EXERCISE: Output all of the data below exactly as given.

(Stored entries)
-------
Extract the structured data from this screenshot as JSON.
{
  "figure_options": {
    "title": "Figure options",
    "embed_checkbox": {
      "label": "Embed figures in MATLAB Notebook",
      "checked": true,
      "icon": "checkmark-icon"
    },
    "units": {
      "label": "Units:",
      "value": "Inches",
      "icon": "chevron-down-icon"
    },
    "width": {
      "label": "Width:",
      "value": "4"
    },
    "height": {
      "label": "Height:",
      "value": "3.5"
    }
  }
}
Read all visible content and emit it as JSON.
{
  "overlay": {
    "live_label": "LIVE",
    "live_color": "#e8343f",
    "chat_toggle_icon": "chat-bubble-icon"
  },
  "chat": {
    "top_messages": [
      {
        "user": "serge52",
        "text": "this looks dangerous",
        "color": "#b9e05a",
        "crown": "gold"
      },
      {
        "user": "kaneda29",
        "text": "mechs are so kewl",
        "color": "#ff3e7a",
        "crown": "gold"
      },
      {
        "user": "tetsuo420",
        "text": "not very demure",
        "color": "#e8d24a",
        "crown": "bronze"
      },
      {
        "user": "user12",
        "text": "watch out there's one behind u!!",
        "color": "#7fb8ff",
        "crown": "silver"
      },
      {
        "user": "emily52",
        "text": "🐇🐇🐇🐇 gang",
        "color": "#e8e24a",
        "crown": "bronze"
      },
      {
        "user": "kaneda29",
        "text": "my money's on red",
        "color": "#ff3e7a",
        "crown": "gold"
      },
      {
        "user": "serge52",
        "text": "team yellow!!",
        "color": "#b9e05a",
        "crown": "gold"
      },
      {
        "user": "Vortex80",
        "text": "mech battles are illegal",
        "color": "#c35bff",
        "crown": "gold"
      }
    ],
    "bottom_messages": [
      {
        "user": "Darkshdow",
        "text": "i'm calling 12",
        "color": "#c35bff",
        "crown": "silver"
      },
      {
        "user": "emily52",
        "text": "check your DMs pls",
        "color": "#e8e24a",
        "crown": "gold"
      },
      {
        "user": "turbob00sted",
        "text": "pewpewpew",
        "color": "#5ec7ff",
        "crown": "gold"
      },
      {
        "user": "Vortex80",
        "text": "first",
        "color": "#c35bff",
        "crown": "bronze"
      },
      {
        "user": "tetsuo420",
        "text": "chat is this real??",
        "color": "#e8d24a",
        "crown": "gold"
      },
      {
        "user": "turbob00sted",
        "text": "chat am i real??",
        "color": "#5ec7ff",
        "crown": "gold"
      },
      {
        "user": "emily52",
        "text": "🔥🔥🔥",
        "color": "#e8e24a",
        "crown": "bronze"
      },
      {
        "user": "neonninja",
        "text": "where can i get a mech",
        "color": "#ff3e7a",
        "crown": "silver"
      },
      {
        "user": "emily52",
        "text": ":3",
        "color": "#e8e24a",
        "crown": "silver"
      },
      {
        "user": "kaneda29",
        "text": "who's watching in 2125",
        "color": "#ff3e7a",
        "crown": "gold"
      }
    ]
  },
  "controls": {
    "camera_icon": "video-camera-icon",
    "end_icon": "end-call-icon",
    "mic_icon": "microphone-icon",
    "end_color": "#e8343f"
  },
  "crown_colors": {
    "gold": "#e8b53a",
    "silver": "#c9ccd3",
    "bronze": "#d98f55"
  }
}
-------
SOLUTION:
Extract the structured data from this screenshot as JSON.
{
  "figure_options": {
    "title": "Figure options",
    "embed_checkbox": {
      "label": "Embed figures in MATLAB Notebook",
      "checked": true,
      "icon": "checkmark-icon"
    },
    "units": {
      "label": "Units:",
      "value": "Inches",
      "icon": "chevron-down-icon"
    },
    "width": {
      "label": "Width:",
      "value": "4"
    },
    "height": {
      "label": "Height:",
      "value": "3.5"
    }
  }
}
Read all visible content and emit it as JSON.
{
  "overlay": {
    "live_label": "LIVE",
    "live_color": "#e8343f",
    "chat_toggle_icon": "chat-bubble-icon"
  },
  "chat": {
    "top_messages": [
      {
        "user": "serge52",
        "text": "this looks dangerous",
        "color": "#b9e05a",
        "crown": "gold"
      },
      {
        "user": "kaneda29",
        "text": "mechs are so kewl",
        "color": "#ff3e7a",
        "crown": "gold"
      },
      {
        "user": "tetsuo420",
        "text": "not very demure",
        "color": "#e8d24a",
        "crown": "bronze"
      },
      {
        "user": "user12",
        "text": "watch out there's one behind u!!",
        "color": "#7fb8ff",
        "crown": "silver"
      },
      {
        "user": "emily52",
        "text": "🐇🐇🐇🐇 gang",
        "color": "#e8e24a",
        "crown": "bronze"
      },
      {
        "user": "kaneda29",
        "text": "my money's on red",
        "color": "#ff3e7a",
        "crown": "gold"
      },
      {
        "user": "serge52",
        "text": "team yellow!!",
        "color": "#b9e05a",
        "crown": "gold"
      },
      {
        "user": "Vortex80",
        "text": "mech battles are illegal",
        "color": "#c35bff",
        "crown": "gold"
      }
    ],
    "bottom_messages": [
      {
        "user": "Darkshdow",
        "text": "i'm calling 12",
        "color": "#c35bff",
        "crown": "silver"
      },
      {
        "user": "emily52",
        "text": "check your DMs pls",
        "color": "#e8e24a",
        "crown": "gold"
      },
      {
        "user": "turbob00sted",
        "text": "pewpewpew",
        "color": "#5ec7ff",
        "crown": "gold"
      },
      {
        "user": "Vortex80",
        "text": "first",
        "color": "#c35bff",
        "crown": "bronze"
      },
      {
        "user": "tetsuo420",
        "text": "chat is this real??",
        "color": "#e8d24a",
        "crown": "gold"
      },
      {
        "user": "turbob00sted",
        "text": "chat am i real??",
        "color": "#5ec7ff",
        "crown": "gold"
      },
      {
        "user": "emily52",
        "text": "🔥🔥🔥",
        "color": "#e8e24a",
        "crown": "bronze"
      },
      {
        "user": "neonninja",
        "text": "where can i get a mech",
        "color": "#ff3e7a",
        "crown": "silver"
      },
      {
        "user": "emily52",
        "text": ":3",
        "color": "#e8e24a",
        "crown": "silver"
      },
      {
        "user": "kaneda29",
        "text": "who's watching in 2125",
        "color": "#ff3e7a",
        "crown": "gold"
      }
    ]
  },
  "controls": {
    "camera_icon": "video-camera-icon",
    "end_icon": "end-call-icon",
    "mic_icon": "microphone-icon",
    "end_color": "#e8343f"
  },
  "crown_colors": {
    "gold": "#e8b53a",
    "silver": "#c9ccd3",
    "bronze": "#d98f55"
  }
}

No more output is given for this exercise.